§ **Given problem**:
Reproduce all entries precisely as they are written.

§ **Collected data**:
**********
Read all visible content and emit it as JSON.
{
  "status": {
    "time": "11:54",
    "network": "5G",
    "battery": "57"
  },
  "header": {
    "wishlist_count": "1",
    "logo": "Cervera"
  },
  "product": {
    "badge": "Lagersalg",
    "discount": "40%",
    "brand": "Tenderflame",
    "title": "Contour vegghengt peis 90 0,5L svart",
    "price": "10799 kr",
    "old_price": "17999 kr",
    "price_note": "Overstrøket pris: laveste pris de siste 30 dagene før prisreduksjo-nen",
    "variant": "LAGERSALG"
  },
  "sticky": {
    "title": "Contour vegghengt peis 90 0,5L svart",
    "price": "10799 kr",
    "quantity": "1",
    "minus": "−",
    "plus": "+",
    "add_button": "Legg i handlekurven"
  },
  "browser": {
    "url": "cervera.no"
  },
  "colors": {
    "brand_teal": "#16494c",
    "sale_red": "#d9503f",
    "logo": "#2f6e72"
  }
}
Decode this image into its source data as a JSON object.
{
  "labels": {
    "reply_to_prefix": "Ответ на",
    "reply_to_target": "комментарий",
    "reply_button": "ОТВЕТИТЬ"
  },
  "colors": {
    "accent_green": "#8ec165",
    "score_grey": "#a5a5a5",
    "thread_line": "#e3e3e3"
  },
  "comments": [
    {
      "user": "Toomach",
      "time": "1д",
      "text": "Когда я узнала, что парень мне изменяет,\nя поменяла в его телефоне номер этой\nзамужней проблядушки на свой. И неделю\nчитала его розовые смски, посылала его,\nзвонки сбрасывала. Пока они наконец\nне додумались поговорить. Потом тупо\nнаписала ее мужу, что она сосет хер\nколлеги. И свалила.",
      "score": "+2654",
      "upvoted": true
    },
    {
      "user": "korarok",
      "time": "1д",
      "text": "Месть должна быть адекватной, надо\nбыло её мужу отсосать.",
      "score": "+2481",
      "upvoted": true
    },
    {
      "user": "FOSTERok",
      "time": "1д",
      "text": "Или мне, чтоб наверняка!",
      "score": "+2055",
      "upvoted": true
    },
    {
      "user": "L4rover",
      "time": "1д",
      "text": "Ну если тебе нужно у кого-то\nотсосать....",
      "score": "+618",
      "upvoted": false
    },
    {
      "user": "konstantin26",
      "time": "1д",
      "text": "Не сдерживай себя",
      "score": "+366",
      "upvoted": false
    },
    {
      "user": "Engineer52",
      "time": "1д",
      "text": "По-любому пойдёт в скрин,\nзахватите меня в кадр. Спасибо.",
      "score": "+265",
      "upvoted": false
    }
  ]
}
**********
§ **Task output**:
Read all visible content and emit it as JSON.
{
  "status": {
    "time": "11:54",
    "network": "5G",
    "battery": "57"
  },
  "header": {
    "wishlist_count": "1",
    "logo": "Cervera"
  },
  "product": {
    "badge": "Lagersalg",
    "discount": "40%",
    "brand": "Tenderflame",
    "title": "Contour vegghengt peis 90 0,5L svart",
    "price": "10799 kr",
    "old_price": "17999 kr",
    "price_note": "Overstrøket pris: laveste pris de siste 30 dagene før prisreduksjo-nen",
    "variant": "LAGERSALG"
  },
  "sticky": {
    "title": "Contour vegghengt peis 90 0,5L svart",
    "price": "10799 kr",
    "quantity": "1",
    "minus": "−",
    "plus": "+",
    "add_button": "Legg i handlekurven"
  },
  "browser": {
    "url": "cervera.no"
  },
  "colors": {
    "brand_teal": "#16494c",
    "sale_red": "#d9503f",
    "logo": "#2f6e72"
  }
}
Decode this image into its source data as a JSON object.
{
  "labels": {
    "reply_to_prefix": "Ответ на",
    "reply_to_target": "комментарий",
    "reply_button": "ОТВЕТИТЬ"
  },
  "colors": {
    "accent_green": "#8ec165",
    "score_grey": "#a5a5a5",
    "thread_line": "#e3e3e3"
  },
  "comments": [
    {
      "user": "Toomach",
      "time": "1д",
      "text": "Когда я узнала, что парень мне изменяет,\nя поменяла в его телефоне номер этой\nзамужней проблядушки на свой. И неделю\nчитала его розовые смски, посылала его,\nзвонки сбрасывала. Пока они наконец\nне додумались поговорить. Потом тупо\nнаписала ее мужу, что она сосет хер\nколлеги. И свалила.",
      "score": "+2654",
      "upvoted": true
    },
    {
      "user": "korarok",
      "time": "1д",
      "text": "Месть должна быть адекватной, надо\nбыло её мужу отсосать.",
      "score": "+2481",
      "upvoted": true
    },
    {
      "user": "FOSTERok",
      "time": "1д",
      "text": "Или мне, чтоб наверняка!",
      "score": "+2055",
      "upvoted": true
    },
    {
      "user": "L4rover",
      "time": "1д",
      "text": "Ну если тебе нужно у кого-то\nотсосать....",
      "score": "+618",
      "upvoted": false
    },
    {
      "user": "konstantin26",
      "time": "1д",
      "text": "Не сдерживай себя",
      "score": "+366",
      "upvoted": false
    },
    {
      "user": "Engineer52",
      "time": "1д",
      "text": "По-любому пойдёт в скрин,\nзахватите меня в кадр. Спасибо.",
      "score": "+265",
      "upvoted": false
    }
  ]
}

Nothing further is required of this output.